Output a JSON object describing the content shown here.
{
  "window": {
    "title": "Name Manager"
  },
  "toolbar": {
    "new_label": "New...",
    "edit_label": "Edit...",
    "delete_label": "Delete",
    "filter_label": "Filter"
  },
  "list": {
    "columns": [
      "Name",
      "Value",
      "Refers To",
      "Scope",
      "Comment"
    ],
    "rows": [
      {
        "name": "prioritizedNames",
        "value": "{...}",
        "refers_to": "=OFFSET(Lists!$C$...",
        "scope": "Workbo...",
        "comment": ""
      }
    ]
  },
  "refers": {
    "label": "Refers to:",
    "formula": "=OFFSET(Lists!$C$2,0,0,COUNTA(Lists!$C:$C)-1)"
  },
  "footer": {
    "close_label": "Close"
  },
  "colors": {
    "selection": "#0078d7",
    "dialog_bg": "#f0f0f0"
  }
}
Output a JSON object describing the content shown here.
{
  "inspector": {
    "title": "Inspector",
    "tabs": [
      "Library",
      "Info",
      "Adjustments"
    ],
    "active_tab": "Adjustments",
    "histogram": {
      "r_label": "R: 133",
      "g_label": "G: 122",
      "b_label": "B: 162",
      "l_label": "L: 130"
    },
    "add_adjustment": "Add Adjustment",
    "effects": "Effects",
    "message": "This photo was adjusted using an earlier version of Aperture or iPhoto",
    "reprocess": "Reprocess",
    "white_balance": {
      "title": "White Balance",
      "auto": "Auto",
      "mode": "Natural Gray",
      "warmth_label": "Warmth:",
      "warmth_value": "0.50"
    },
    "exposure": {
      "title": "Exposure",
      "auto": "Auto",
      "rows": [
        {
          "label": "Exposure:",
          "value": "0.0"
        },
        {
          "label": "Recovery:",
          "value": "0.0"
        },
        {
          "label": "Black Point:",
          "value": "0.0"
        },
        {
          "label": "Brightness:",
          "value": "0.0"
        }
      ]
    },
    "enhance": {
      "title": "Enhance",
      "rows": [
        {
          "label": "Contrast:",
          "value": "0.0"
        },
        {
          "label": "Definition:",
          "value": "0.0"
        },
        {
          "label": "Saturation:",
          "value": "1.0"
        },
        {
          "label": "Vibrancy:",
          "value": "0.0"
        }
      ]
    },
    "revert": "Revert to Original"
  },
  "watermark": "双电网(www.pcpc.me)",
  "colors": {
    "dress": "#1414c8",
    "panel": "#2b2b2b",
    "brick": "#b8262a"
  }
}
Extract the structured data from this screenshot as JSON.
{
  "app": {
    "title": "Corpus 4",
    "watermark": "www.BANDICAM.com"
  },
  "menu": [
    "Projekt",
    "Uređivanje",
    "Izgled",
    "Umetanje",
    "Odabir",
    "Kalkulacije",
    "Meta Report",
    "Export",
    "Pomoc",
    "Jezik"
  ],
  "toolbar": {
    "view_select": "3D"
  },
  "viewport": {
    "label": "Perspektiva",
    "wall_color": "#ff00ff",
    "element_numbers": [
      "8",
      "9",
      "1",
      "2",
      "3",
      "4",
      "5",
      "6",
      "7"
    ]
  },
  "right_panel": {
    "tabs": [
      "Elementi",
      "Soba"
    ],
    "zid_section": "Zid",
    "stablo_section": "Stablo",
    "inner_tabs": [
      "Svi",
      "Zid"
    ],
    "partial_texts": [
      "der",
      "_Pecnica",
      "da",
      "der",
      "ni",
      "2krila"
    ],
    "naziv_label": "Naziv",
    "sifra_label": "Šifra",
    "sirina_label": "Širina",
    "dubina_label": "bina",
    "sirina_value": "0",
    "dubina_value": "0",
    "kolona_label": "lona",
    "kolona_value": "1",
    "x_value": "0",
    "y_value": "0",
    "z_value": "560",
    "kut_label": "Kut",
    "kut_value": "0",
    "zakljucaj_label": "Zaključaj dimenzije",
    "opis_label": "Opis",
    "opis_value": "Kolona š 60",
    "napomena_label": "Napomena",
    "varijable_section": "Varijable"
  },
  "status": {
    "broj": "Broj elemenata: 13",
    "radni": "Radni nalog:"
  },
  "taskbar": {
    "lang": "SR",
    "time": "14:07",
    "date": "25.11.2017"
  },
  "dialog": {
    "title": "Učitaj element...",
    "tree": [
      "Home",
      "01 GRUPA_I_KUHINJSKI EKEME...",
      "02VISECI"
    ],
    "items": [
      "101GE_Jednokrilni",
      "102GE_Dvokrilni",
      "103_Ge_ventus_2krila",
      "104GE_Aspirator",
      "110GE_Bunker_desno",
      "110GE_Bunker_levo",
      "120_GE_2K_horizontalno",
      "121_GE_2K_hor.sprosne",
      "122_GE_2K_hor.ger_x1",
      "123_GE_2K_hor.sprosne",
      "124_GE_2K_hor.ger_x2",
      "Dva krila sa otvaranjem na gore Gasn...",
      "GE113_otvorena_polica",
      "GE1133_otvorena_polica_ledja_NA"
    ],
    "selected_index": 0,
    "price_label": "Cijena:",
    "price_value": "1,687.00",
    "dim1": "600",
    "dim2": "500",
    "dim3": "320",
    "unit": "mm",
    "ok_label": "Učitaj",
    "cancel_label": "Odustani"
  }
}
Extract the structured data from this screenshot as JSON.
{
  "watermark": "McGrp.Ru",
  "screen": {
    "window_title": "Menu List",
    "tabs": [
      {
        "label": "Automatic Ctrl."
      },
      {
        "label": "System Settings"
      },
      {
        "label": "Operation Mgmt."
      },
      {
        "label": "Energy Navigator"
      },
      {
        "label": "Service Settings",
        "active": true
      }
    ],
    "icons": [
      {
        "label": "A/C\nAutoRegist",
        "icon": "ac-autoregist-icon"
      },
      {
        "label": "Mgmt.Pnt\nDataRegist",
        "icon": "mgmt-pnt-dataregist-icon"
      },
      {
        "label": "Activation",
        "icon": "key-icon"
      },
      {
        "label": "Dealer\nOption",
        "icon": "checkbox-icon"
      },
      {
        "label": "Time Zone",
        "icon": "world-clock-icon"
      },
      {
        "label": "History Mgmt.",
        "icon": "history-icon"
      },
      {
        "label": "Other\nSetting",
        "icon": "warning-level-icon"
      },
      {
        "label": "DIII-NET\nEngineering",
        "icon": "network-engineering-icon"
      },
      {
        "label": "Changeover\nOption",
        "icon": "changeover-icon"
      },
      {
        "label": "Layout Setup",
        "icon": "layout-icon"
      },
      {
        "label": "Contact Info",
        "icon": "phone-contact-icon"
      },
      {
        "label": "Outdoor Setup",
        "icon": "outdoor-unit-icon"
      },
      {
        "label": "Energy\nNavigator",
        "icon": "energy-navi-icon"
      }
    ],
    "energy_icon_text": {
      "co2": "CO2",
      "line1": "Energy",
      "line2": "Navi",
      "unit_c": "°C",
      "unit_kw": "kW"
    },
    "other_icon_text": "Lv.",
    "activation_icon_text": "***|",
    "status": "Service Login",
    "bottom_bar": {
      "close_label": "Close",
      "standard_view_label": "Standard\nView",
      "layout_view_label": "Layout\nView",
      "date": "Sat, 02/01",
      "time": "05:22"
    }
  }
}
^^^^
● Task requirements: Among the records above, find each line holding the string "Učitaj" and pull it out.

● The response:
    "title": "Učitaj element...",
    "ok_label": "Učitaj",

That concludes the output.